DATASET EXTRACT Start Marker

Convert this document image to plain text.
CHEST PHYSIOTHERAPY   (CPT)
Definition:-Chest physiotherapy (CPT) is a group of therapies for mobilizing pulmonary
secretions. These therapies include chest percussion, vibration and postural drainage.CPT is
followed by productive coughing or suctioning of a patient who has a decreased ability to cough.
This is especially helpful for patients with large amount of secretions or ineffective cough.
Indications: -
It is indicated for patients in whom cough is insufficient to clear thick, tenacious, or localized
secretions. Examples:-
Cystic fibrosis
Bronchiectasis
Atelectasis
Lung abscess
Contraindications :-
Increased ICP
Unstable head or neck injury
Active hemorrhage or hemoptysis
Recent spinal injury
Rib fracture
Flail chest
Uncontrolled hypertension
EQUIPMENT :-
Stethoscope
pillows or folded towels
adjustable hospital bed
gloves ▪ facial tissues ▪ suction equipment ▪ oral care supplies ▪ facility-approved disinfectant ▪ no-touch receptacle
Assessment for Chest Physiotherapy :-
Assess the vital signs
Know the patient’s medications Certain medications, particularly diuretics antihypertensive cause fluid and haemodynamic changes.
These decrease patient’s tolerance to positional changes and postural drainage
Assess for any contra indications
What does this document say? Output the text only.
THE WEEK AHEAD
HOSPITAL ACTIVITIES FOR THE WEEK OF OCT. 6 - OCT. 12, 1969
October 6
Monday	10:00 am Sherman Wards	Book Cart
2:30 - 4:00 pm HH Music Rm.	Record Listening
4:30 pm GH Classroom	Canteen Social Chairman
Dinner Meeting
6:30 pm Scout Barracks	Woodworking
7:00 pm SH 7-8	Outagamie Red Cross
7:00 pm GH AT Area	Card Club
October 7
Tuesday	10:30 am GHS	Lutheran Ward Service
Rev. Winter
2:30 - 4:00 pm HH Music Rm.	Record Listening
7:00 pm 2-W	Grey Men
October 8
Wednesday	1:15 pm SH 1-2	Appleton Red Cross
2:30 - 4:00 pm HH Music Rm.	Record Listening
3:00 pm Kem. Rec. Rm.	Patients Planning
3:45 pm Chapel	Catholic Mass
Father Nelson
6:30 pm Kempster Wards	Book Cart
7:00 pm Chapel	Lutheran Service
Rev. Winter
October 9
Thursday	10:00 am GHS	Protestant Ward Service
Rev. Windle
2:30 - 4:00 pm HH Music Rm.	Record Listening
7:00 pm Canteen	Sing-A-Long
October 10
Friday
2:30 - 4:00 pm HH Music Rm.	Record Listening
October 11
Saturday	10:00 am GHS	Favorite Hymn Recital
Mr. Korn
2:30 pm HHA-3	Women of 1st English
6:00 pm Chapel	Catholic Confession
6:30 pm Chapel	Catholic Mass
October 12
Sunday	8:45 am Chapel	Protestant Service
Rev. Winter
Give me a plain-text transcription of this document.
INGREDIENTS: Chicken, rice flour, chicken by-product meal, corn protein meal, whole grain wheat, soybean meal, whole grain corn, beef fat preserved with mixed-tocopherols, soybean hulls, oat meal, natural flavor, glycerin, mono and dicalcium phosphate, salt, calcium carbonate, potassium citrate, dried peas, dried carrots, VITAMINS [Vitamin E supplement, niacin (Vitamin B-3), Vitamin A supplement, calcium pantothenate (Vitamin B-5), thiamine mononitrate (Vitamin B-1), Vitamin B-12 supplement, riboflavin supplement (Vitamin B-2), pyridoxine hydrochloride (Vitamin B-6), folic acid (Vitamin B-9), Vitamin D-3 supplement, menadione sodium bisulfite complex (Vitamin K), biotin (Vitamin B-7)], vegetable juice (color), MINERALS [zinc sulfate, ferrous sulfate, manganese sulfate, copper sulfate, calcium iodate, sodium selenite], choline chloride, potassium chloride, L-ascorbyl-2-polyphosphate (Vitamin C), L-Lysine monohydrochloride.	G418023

DATASET EXTRACT End Marker

**WHAT YOU ARE ASKED TO DO:** The expected response is the full set of records, reproduced exactly.

**OUTPUT BELOW:**
Convert this document image to plain text.
CHEST PHYSIOTHERAPY   (CPT)
Definition:-Chest physiotherapy (CPT) is a group of therapies for mobilizing pulmonary
secretions. These therapies include chest percussion, vibration and postural drainage.CPT is
followed by productive coughing or suctioning of a patient who has a decreased ability to cough.
This is especially helpful for patients with large amount of secretions or ineffective cough.
Indications: -
It is indicated for patients in whom cough is insufficient to clear thick, tenacious, or localized
secretions. Examples:-
Cystic fibrosis
Bronchiectasis
Atelectasis
Lung abscess
Contraindications :-
Increased ICP
Unstable head or neck injury
Active hemorrhage or hemoptysis
Recent spinal injury
Rib fracture
Flail chest
Uncontrolled hypertension
EQUIPMENT :-
Stethoscope
pillows or folded towels
adjustable hospital bed
gloves ▪ facial tissues ▪ suction equipment ▪ oral care supplies ▪ facility-approved disinfectant ▪ no-touch receptacle
Assessment for Chest Physiotherapy :-
Assess the vital signs
Know the patient’s medications Certain medications, particularly diuretics antihypertensive cause fluid and haemodynamic changes.
These decrease patient’s tolerance to positional changes and postural drainage
Assess for any contra indications
What does this document say? Output the text only.
THE WEEK AHEAD
HOSPITAL ACTIVITIES FOR THE WEEK OF OCT. 6 - OCT. 12, 1969
October 6
Monday	10:00 am Sherman Wards	Book Cart
2:30 - 4:00 pm HH Music Rm.	Record Listening
4:30 pm GH Classroom	Canteen Social Chairman
Dinner Meeting
6:30 pm Scout Barracks	Woodworking
7:00 pm SH 7-8	Outagamie Red Cross
7:00 pm GH AT Area	Card Club
October 7
Tuesday	10:30 am GHS	Lutheran Ward Service
Rev. Winter
2:30 - 4:00 pm HH Music Rm.	Record Listening
7:00 pm 2-W	Grey Men
October 8
Wednesday	1:15 pm SH 1-2	Appleton Red Cross
2:30 - 4:00 pm HH Music Rm.	Record Listening
3:00 pm Kem. Rec. Rm.	Patients Planning
3:45 pm Chapel	Catholic Mass
Father Nelson
6:30 pm Kempster Wards	Book Cart
7:00 pm Chapel	Lutheran Service
Rev. Winter
October 9
Thursday	10:00 am GHS	Protestant Ward Service
Rev. Windle
2:30 - 4:00 pm HH Music Rm.	Record Listening
7:00 pm Canteen	Sing-A-Long
October 10
Friday
2:30 - 4:00 pm HH Music Rm.	Record Listening
October 11
Saturday	10:00 am GHS	Favorite Hymn Recital
Mr. Korn
2:30 pm HHA-3	Women of 1st English
6:00 pm Chapel	Catholic Confession
6:30 pm Chapel	Catholic Mass
October 12
Sunday	8:45 am Chapel	Protestant Service
Rev. Winter
Give me a plain-text transcription of this document.
INGREDIENTS: Chicken, rice flour, chicken by-product meal, corn protein meal, whole grain wheat, soybean meal, whole grain corn, beef fat preserved with mixed-tocopherols, soybean hulls, oat meal, natural flavor, glycerin, mono and dicalcium phosphate, salt, calcium carbonate, potassium citrate, dried peas, dried carrots, VITAMINS [Vitamin E supplement, niacin (Vitamin B-3), Vitamin A supplement, calcium pantothenate (Vitamin B-5), thiamine mononitrate (Vitamin B-1), Vitamin B-12 supplement, riboflavin supplement (Vitamin B-2), pyridoxine hydrochloride (Vitamin B-6), folic acid (Vitamin B-9), Vitamin D-3 supplement, menadione sodium bisulfite complex (Vitamin K), biotin (Vitamin B-7)], vegetable juice (color), MINERALS [zinc sulfate, ferrous sulfate, manganese sulfate, copper sulfate, calcium iodate, sodium selenite], choline chloride, potassium chloride, L-ascorbyl-2-polyphosphate (Vitamin C), L-Lysine monohydrochloride.	G418023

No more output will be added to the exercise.